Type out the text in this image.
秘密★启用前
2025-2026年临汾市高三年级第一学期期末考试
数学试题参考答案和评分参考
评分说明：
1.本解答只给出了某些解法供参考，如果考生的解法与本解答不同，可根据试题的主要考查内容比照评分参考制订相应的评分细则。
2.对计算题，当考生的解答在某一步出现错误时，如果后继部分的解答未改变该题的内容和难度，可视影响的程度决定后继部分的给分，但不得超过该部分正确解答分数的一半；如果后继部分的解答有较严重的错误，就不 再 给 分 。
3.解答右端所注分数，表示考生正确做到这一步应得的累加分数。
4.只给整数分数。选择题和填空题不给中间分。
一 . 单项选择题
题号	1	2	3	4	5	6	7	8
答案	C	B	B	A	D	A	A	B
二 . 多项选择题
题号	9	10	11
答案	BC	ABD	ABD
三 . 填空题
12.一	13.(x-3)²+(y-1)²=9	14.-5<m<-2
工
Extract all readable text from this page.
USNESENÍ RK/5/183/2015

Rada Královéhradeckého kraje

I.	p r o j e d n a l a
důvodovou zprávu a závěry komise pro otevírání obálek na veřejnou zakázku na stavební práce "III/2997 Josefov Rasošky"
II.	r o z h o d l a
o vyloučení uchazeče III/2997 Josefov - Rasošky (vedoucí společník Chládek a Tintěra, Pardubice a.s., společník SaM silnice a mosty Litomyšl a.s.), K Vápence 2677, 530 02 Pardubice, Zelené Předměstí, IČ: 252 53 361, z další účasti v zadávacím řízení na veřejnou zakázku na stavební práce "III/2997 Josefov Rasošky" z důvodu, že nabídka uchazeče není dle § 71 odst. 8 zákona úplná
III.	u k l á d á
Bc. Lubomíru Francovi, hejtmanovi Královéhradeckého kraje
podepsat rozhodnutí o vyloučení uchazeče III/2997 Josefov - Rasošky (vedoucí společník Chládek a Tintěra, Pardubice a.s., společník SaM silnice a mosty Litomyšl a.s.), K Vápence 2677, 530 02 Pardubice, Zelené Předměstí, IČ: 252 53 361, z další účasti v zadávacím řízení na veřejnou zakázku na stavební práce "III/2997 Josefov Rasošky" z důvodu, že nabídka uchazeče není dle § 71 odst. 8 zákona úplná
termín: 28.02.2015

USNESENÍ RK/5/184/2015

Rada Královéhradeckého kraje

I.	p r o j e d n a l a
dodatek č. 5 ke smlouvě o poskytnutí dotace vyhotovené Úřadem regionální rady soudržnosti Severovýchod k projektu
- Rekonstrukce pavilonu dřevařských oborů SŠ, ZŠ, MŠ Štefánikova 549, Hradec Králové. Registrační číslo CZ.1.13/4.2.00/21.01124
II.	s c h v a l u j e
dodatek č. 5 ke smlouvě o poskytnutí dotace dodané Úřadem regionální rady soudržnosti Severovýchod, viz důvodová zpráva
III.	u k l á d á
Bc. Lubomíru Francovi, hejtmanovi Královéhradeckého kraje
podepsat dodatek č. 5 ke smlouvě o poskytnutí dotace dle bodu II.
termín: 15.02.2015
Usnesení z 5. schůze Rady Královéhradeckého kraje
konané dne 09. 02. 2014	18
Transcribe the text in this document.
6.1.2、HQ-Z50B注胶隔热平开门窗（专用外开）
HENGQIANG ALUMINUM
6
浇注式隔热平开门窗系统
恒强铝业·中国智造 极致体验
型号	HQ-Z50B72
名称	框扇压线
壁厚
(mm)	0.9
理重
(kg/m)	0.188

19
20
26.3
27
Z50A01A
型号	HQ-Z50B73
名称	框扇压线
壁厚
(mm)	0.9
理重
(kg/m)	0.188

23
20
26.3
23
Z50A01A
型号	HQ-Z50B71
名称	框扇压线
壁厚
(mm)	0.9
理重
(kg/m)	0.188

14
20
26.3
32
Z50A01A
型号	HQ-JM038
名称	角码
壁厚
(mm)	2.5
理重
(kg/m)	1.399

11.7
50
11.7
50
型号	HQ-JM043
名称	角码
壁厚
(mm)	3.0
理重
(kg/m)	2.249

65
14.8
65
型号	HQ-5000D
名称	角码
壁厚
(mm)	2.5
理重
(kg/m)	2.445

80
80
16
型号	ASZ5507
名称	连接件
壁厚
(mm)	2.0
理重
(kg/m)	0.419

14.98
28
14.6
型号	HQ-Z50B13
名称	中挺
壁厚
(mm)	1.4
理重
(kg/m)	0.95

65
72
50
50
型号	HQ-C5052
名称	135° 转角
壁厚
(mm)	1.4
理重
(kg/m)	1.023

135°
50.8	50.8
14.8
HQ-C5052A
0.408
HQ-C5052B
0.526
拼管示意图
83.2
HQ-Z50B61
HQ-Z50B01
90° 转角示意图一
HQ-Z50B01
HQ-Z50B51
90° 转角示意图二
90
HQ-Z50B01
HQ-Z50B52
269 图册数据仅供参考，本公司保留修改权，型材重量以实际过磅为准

· · · ·

§ **WRITTEN PROBLEM**
For each line of the listing that holds the word "Rasošky", show that line.

§ **FINISHED ANSWER**
důvodovou zprávu a závěry komise pro otevírání obálek na veřejnou zakázku na stavební práce "III/2997 Josefov Rasošky"
o vyloučení uchazeče III/2997 Josefov - Rasošky (vedoucí společník Chládek a Tintěra, Pardubice a.s., společník SaM silnice a mosty Litomyšl a.s.), K Vápence 2677, 530 02 Pardubice, Zelené Předměstí, IČ: 252 53 361, z další účasti v zadávacím řízení na veřejnou zakázku na stavební práce "III/2997 Josefov Rasošky" z důvodu, že nabídka uchazeče není dle § 71 odst. 8 zákona úplná
podepsat rozhodnutí o vyloučení uchazeče III/2997 Josefov - Rasošky (vedoucí společník Chládek a Tintěra, Pardubice a.s., společník SaM silnice a mosty Litomyšl a.s.), K Vápence 2677, 530 02 Pardubice, Zelené Předměstí, IČ: 252 53 361, z další účasti v zadávacím řízení na veřejnou zakázku na stavební práce "III/2997 Josefov Rasošky" z důvodu, že nabídka uchazeče není dle § 71 odst. 8 zákona úplná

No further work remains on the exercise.